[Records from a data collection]
------------------------------------
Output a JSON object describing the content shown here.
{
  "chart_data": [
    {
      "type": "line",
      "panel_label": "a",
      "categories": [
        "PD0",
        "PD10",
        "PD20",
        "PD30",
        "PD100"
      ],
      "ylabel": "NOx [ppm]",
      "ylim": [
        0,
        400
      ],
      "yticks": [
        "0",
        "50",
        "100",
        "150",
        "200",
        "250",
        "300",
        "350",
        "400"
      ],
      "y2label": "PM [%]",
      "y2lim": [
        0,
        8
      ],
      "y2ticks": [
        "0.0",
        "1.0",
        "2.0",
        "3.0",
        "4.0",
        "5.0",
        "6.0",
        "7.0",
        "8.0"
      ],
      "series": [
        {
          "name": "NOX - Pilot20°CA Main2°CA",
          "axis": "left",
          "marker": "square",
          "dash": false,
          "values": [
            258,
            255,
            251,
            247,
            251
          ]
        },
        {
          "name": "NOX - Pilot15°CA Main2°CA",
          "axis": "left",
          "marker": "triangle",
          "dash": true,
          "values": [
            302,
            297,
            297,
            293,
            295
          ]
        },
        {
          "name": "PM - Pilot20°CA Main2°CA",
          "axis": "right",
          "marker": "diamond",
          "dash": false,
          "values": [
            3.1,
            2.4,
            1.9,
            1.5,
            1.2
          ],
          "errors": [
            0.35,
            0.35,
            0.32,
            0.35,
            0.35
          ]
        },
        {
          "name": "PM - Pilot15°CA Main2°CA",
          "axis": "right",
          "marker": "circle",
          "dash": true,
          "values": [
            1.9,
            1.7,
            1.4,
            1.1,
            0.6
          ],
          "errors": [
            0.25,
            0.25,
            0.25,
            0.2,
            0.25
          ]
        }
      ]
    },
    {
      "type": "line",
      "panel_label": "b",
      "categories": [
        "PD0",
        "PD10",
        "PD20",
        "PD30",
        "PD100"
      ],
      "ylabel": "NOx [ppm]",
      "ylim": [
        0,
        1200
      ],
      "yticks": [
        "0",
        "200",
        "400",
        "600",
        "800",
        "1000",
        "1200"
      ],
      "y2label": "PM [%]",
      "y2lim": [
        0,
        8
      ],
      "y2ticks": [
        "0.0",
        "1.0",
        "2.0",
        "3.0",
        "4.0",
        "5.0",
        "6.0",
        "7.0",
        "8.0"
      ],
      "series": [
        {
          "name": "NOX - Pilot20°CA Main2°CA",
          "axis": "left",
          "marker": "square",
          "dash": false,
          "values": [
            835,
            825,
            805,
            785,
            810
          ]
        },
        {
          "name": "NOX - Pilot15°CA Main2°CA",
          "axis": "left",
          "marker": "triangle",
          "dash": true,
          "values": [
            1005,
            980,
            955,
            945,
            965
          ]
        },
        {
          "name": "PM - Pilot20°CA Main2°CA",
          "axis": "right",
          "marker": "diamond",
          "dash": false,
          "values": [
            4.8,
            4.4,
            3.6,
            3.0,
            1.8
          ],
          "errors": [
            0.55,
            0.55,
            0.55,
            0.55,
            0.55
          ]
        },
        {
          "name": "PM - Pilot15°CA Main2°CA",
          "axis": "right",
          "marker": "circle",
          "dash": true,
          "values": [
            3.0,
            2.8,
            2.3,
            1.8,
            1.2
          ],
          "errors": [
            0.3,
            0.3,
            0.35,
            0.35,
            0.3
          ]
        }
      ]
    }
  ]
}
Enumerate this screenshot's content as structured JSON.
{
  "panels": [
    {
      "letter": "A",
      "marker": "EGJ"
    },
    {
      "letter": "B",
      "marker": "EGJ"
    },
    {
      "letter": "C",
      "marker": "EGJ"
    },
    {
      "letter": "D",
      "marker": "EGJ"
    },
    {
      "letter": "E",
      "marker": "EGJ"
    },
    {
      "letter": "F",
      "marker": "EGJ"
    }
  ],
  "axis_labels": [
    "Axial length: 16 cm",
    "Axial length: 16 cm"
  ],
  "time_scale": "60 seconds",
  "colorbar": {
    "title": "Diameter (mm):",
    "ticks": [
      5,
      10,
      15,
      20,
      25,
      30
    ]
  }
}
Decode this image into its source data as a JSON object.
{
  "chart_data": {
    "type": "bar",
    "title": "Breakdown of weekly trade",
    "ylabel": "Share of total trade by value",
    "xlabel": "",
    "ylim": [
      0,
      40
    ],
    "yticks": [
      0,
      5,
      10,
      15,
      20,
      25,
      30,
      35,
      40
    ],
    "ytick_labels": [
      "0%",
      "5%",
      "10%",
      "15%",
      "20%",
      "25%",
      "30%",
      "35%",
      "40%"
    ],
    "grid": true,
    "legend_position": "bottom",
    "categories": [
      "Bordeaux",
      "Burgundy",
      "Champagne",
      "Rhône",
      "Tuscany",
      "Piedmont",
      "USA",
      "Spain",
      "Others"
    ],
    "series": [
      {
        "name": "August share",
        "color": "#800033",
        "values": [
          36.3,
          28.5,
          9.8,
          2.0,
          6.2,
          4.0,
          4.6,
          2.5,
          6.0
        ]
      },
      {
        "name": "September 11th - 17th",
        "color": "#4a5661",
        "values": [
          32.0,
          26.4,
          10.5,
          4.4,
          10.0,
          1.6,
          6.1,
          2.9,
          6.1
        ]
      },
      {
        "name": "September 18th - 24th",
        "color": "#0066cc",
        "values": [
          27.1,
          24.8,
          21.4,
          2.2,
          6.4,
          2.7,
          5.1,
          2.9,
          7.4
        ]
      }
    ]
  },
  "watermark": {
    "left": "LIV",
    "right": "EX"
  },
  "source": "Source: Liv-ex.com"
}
------------------------------------
### EXERCISE TASK
Write out every record, exactly as written.

### RESULT FOR THIS EXERCISE
Output a JSON object describing the content shown here.
{
  "chart_data": [
    {
      "type": "line",
      "panel_label": "a",
      "categories": [
        "PD0",
        "PD10",
        "PD20",
        "PD30",
        "PD100"
      ],
      "ylabel": "NOx [ppm]",
      "ylim": [
        0,
        400
      ],
      "yticks": [
        "0",
        "50",
        "100",
        "150",
        "200",
        "250",
        "300",
        "350",
        "400"
      ],
      "y2label": "PM [%]",
      "y2lim": [
        0,
        8
      ],
      "y2ticks": [
        "0.0",
        "1.0",
        "2.0",
        "3.0",
        "4.0",
        "5.0",
        "6.0",
        "7.0",
        "8.0"
      ],
      "series": [
        {
          "name": "NOX - Pilot20°CA Main2°CA",
          "axis": "left",
          "marker": "square",
          "dash": false,
          "values": [
            258,
            255,
            251,
            247,
            251
          ]
        },
        {
          "name": "NOX - Pilot15°CA Main2°CA",
          "axis": "left",
          "marker": "triangle",
          "dash": true,
          "values": [
            302,
            297,
            297,
            293,
            295
          ]
        },
        {
          "name": "PM - Pilot20°CA Main2°CA",
          "axis": "right",
          "marker": "diamond",
          "dash": false,
          "values": [
            3.1,
            2.4,
            1.9,
            1.5,
            1.2
          ],
          "errors": [
            0.35,
            0.35,
            0.32,
            0.35,
            0.35
          ]
        },
        {
          "name": "PM - Pilot15°CA Main2°CA",
          "axis": "right",
          "marker": "circle",
          "dash": true,
          "values": [
            1.9,
            1.7,
            1.4,
            1.1,
            0.6
          ],
          "errors": [
            0.25,
            0.25,
            0.25,
            0.2,
            0.25
          ]
        }
      ]
    },
    {
      "type": "line",
      "panel_label": "b",
      "categories": [
        "PD0",
        "PD10",
        "PD20",
        "PD30",
        "PD100"
      ],
      "ylabel": "NOx [ppm]",
      "ylim": [
        0,
        1200
      ],
      "yticks": [
        "0",
        "200",
        "400",
        "600",
        "800",
        "1000",
        "1200"
      ],
      "y2label": "PM [%]",
      "y2lim": [
        0,
        8
      ],
      "y2ticks": [
        "0.0",
        "1.0",
        "2.0",
        "3.0",
        "4.0",
        "5.0",
        "6.0",
        "7.0",
        "8.0"
      ],
      "series": [
        {
          "name": "NOX - Pilot20°CA Main2°CA",
          "axis": "left",
          "marker": "square",
          "dash": false,
          "values": [
            835,
            825,
            805,
            785,
            810
          ]
        },
        {
          "name": "NOX - Pilot15°CA Main2°CA",
          "axis": "left",
          "marker": "triangle",
          "dash": true,
          "values": [
            1005,
            980,
            955,
            945,
            965
          ]
        },
        {
          "name": "PM - Pilot20°CA Main2°CA",
          "axis": "right",
          "marker": "diamond",
          "dash": false,
          "values": [
            4.8,
            4.4,
            3.6,
            3.0,
            1.8
          ],
          "errors": [
            0.55,
            0.55,
            0.55,
            0.55,
            0.55
          ]
        },
        {
          "name": "PM - Pilot15°CA Main2°CA",
          "axis": "right",
          "marker": "circle",
          "dash": true,
          "values": [
            3.0,
            2.8,
            2.3,
            1.8,
            1.2
          ],
          "errors": [
            0.3,
            0.3,
            0.35,
            0.35,
            0.3
          ]
        }
      ]
    }
  ]
}
Enumerate this screenshot's content as structured JSON.
{
  "panels": [
    {
      "letter": "A",
      "marker": "EGJ"
    },
    {
      "letter": "B",
      "marker": "EGJ"
    },
    {
      "letter": "C",
      "marker": "EGJ"
    },
    {
      "letter": "D",
      "marker": "EGJ"
    },
    {
      "letter": "E",
      "marker": "EGJ"
    },
    {
      "letter": "F",
      "marker": "EGJ"
    }
  ],
  "axis_labels": [
    "Axial length: 16 cm",
    "Axial length: 16 cm"
  ],
  "time_scale": "60 seconds",
  "colorbar": {
    "title": "Diameter (mm):",
    "ticks": [
      5,
      10,
      15,
      20,
      25,
      30
    ]
  }
}
Decode this image into its source data as a JSON object.
{
  "chart_data": {
    "type": "bar",
    "title": "Breakdown of weekly trade",
    "ylabel": "Share of total trade by value",
    "xlabel": "",
    "ylim": [
      0,
      40
    ],
    "yticks": [
      0,
      5,
      10,
      15,
      20,
      25,
      30,
      35,
      40
    ],
    "ytick_labels": [
      "0%",
      "5%",
      "10%",
      "15%",
      "20%",
      "25%",
      "30%",
      "35%",
      "40%"
    ],
    "grid": true,
    "legend_position": "bottom",
    "categories": [
      "Bordeaux",
      "Burgundy",
      "Champagne",
      "Rhône",
      "Tuscany",
      "Piedmont",
      "USA",
      "Spain",
      "Others"
    ],
    "series": [
      {
        "name": "August share",
        "color": "#800033",
        "values": [
          36.3,
          28.5,
          9.8,
          2.0,
          6.2,
          4.0,
          4.6,
          2.5,
          6.0
        ]
      },
      {
        "name": "September 11th - 17th",
        "color": "#4a5661",
        "values": [
          32.0,
          26.4,
          10.5,
          4.4,
          10.0,
          1.6,
          6.1,
          2.9,
          6.1
        ]
      },
      {
        "name": "September 18th - 24th",
        "color": "#0066cc",
        "values": [
          27.1,
          24.8,
          21.4,
          2.2,
          6.4,
          2.7,
          5.1,
          2.9,
          7.4
        ]
      }
    ]
  },
  "watermark": {
    "left": "LIV",
    "right": "EX"
  },
  "source": "Source: Liv-ex.com"
}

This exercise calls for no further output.